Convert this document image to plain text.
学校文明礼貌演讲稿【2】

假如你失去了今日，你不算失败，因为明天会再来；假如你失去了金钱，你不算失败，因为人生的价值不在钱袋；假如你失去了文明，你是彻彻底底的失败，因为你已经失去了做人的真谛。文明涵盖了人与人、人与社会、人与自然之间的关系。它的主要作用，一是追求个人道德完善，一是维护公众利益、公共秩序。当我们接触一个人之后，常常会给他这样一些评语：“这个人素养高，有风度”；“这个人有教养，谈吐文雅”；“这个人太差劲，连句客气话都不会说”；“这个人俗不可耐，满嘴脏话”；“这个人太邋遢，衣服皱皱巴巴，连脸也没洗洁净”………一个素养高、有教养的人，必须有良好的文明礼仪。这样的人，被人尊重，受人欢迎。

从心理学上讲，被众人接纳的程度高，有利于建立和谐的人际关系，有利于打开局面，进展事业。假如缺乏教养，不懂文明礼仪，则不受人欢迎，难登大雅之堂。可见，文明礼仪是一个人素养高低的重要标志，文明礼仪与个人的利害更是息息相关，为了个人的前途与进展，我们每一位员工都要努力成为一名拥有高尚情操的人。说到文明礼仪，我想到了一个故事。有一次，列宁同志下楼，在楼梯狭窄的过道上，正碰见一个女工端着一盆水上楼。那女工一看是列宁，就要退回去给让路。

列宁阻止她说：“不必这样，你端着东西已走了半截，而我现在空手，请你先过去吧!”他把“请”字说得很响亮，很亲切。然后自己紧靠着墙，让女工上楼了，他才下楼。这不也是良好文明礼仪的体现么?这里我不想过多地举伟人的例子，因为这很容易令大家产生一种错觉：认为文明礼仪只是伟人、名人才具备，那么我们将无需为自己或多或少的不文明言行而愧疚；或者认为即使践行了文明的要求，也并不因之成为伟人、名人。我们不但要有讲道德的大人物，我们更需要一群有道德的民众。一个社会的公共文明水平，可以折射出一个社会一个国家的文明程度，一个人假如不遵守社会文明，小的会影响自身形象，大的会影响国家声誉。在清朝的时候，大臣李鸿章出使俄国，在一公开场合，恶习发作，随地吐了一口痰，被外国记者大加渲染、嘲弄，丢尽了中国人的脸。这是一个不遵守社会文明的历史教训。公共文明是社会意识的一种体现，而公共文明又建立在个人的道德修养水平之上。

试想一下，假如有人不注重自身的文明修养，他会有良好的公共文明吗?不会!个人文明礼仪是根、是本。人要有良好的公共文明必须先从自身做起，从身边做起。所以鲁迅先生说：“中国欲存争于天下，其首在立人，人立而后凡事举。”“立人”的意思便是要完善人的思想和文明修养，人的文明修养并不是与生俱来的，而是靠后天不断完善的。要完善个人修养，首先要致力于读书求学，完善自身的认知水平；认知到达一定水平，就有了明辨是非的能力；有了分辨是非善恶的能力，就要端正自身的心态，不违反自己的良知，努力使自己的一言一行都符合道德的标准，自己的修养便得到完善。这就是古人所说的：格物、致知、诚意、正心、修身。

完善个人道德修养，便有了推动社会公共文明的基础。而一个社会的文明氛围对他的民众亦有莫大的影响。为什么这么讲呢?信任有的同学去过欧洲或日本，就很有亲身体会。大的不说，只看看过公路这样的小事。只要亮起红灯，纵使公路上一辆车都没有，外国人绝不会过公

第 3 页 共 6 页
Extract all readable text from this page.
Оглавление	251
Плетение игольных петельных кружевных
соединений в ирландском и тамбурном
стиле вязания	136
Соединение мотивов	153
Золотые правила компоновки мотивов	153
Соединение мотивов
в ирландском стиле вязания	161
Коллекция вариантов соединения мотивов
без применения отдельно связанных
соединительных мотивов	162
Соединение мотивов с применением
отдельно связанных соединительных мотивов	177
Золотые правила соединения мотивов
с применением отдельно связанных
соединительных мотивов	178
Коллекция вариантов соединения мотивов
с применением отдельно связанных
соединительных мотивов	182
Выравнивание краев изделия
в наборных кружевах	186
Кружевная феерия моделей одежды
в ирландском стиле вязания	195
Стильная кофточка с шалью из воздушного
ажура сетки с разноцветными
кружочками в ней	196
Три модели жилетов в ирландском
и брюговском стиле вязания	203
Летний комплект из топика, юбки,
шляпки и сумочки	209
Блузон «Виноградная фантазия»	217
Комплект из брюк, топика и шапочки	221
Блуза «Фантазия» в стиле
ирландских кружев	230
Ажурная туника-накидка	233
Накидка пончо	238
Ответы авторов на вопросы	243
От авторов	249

####

Copy exactly, and only, the lines from the one containing "Extract all readable text from this page." through the last line of the listing.

# [ANSWER TO THE TASK]
Extract all readable text from this page.
Оглавление	251
Плетение игольных петельных кружевных
соединений в ирландском и тамбурном
стиле вязания	136
Соединение мотивов	153
Золотые правила компоновки мотивов	153
Соединение мотивов
в ирландском стиле вязания	161
Коллекция вариантов соединения мотивов
без применения отдельно связанных
соединительных мотивов	162
Соединение мотивов с применением
отдельно связанных соединительных мотивов	177
Золотые правила соединения мотивов
с применением отдельно связанных
соединительных мотивов	178
Коллекция вариантов соединения мотивов
с применением отдельно связанных
соединительных мотивов	182
Выравнивание краев изделия
в наборных кружевах	186
Кружевная феерия моделей одежды
в ирландском стиле вязания	195
Стильная кофточка с шалью из воздушного
ажура сетки с разноцветными
кружочками в ней	196
Три модели жилетов в ирландском
и брюговском стиле вязания	203
Летний комплект из топика, юбки,
шляпки и сумочки	209
Блузон «Виноградная фантазия»	217
Комплект из брюк, топика и шапочки	221
Блуза «Фантазия» в стиле
ирландских кружев	230
Ажурная туника-накидка	233
Накидка пончо	238
Ответы авторов на вопросы	243
От авторов	249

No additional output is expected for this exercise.